**THE INPUT:**
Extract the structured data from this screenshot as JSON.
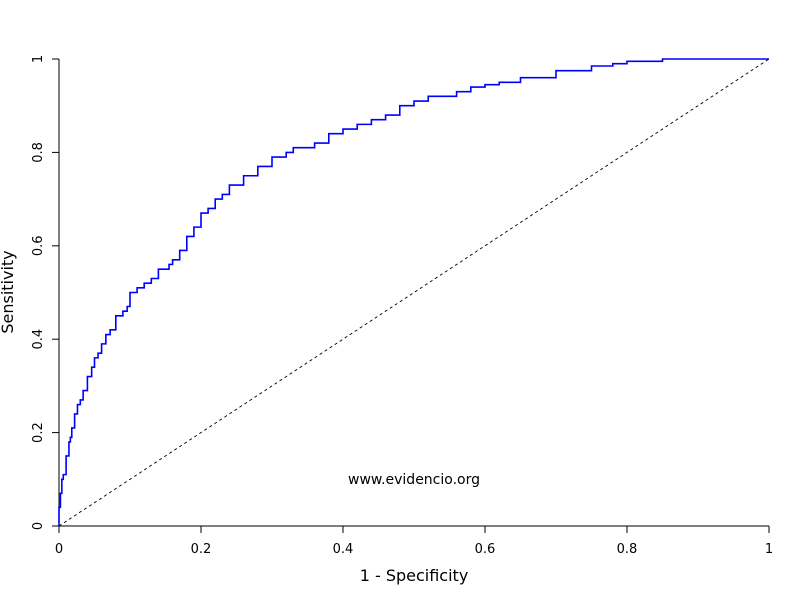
{
  "chart_data": {
    "type": "line",
    "title": "",
    "xlabel": "1 - Specificity",
    "ylabel": "Sensitivity",
    "xlim": [
      0,
      1
    ],
    "ylim": [
      0,
      1
    ],
    "x_ticks": [
      "0",
      "0.2",
      "0.4",
      "0.6",
      "0.8",
      "1"
    ],
    "y_ticks": [
      "0",
      "0.2",
      "0.4",
      "0.6",
      "0.8",
      "1"
    ],
    "x_tick_values": [
      0,
      0.2,
      0.4,
      0.6,
      0.8,
      1
    ],
    "y_tick_values": [
      0,
      0.2,
      0.4,
      0.6,
      0.8,
      1
    ],
    "grid": false,
    "legend": "none",
    "annotation": "www.evidencio.org",
    "series": [
      {
        "color": "#0000ff",
        "style": "solid",
        "x": [
          0,
          0.002,
          0.004,
          0.006,
          0.01,
          0.014,
          0.016,
          0.018,
          0.022,
          0.026,
          0.03,
          0.034,
          0.04,
          0.046,
          0.05,
          0.055,
          0.06,
          0.066,
          0.072,
          0.08,
          0.09,
          0.096,
          0.1,
          0.11,
          0.12,
          0.13,
          0.14,
          0.155,
          0.16,
          0.17,
          0.18,
          0.19,
          0.2,
          0.21,
          0.22,
          0.23,
          0.24,
          0.26,
          0.28,
          0.3,
          0.32,
          0.33,
          0.36,
          0.38,
          0.4,
          0.42,
          0.44,
          0.46,
          0.48,
          0.5,
          0.52,
          0.56,
          0.58,
          0.6,
          0.62,
          0.65,
          0.7,
          0.75,
          0.78,
          0.8,
          0.85,
          0.9,
          0.95,
          1.0
        ],
        "y": [
          0,
          0.04,
          0.07,
          0.1,
          0.11,
          0.15,
          0.18,
          0.19,
          0.21,
          0.24,
          0.26,
          0.27,
          0.29,
          0.32,
          0.34,
          0.36,
          0.37,
          0.39,
          0.41,
          0.42,
          0.45,
          0.46,
          0.47,
          0.5,
          0.51,
          0.52,
          0.53,
          0.55,
          0.56,
          0.57,
          0.59,
          0.62,
          0.64,
          0.67,
          0.68,
          0.7,
          0.71,
          0.73,
          0.75,
          0.77,
          0.79,
          0.8,
          0.81,
          0.82,
          0.84,
          0.85,
          0.86,
          0.87,
          0.88,
          0.9,
          0.91,
          0.92,
          0.93,
          0.94,
          0.945,
          0.95,
          0.96,
          0.975,
          0.985,
          0.99,
          0.995,
          1.0,
          1.0,
          1.0
        ]
      },
      {
        "color": "#000000",
        "style": "dashed",
        "x": [
          0,
          1
        ],
        "y": [
          0,
          1
        ]
      }
    ]
  }
}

**SHORT TASK:**
Leave images out of the retyped records; keep all else exact.

**TASK ANSWER:**
Extract the structured data from this screenshot as JSON.
{
  "chart_data": {
    "type": "line",
    "title": "",
    "xlabel": "1 - Specificity",
    "ylabel": "Sensitivity",
    "xlim": [
      0,
      1
    ],
    "ylim": [
      0,
      1
    ],
    "x_ticks": [
      "0",
      "0.2",
      "0.4",
      "0.6",
      "0.8",
      "1"
    ],
    "y_ticks": [
      "0",
      "0.2",
      "0.4",
      "0.6",
      "0.8",
      "1"
    ],
    "x_tick_values": [
      0,
      0.2,
      0.4,
      0.6,
      0.8,
      1
    ],
    "y_tick_values": [
      0,
      0.2,
      0.4,
      0.6,
      0.8,
      1
    ],
    "grid": false,
    "legend": "none",
    "annotation": "www.evidencio.org",
    "series": [
      {
        "color": "#0000ff",
        "style": "solid",
        "x": [
          0,
          0.002,
          0.004,
          0.006,
          0.01,
          0.014,
          0.016,
          0.018,
          0.022,
          0.026,
          0.03,
          0.034,
          0.04,
          0.046,
          0.05,
          0.055,
          0.06,
          0.066,
          0.072,
          0.08,
          0.09,
          0.096,
          0.1,
          0.11,
          0.12,
          0.13,
          0.14,
          0.155,
          0.16,
          0.17,
          0.18,
          0.19,
          0.2,
          0.21,
          0.22,
          0.23,
          0.24,
          0.26,
          0.28,
          0.3,
          0.32,
          0.33,
          0.36,
          0.38,
          0.4,
          0.42,
          0.44,
          0.46,
          0.48,
          0.5,
          0.52,
          0.56,
          0.58,
          0.6,
          0.62,
          0.65,
          0.7,
          0.75,
          0.78,
          0.8,
          0.85,
          0.9,
          0.95,
          1.0
        ],
        "y": [
          0,
          0.04,
          0.07,
          0.1,
          0.11,
          0.15,
          0.18,
          0.19,
          0.21,
          0.24,
          0.26,
          0.27,
          0.29,
          0.32,
          0.34,
          0.36,
          0.37,
          0.39,
          0.41,
          0.42,
          0.45,
          0.46,
          0.47,
          0.5,
          0.51,
          0.52,
          0.53,
          0.55,
          0.56,
          0.57,
          0.59,
          0.62,
          0.64,
          0.67,
          0.68,
          0.7,
          0.71,
          0.73,
          0.75,
          0.77,
          0.79,
          0.8,
          0.81,
          0.82,
          0.84,
          0.85,
          0.86,
          0.87,
          0.88,
          0.9,
          0.91,
          0.92,
          0.93,
          0.94,
          0.945,
          0.95,
          0.96,
          0.975,
          0.985,
          0.99,
          0.995,
          1.0,
          1.0,
          1.0
        ]
      },
      {
        "color": "#000000",
        "style": "dashed",
        "x": [
          0,
          1
        ],
        "y": [
          0,
          1
        ]
      }
    ]
  }
}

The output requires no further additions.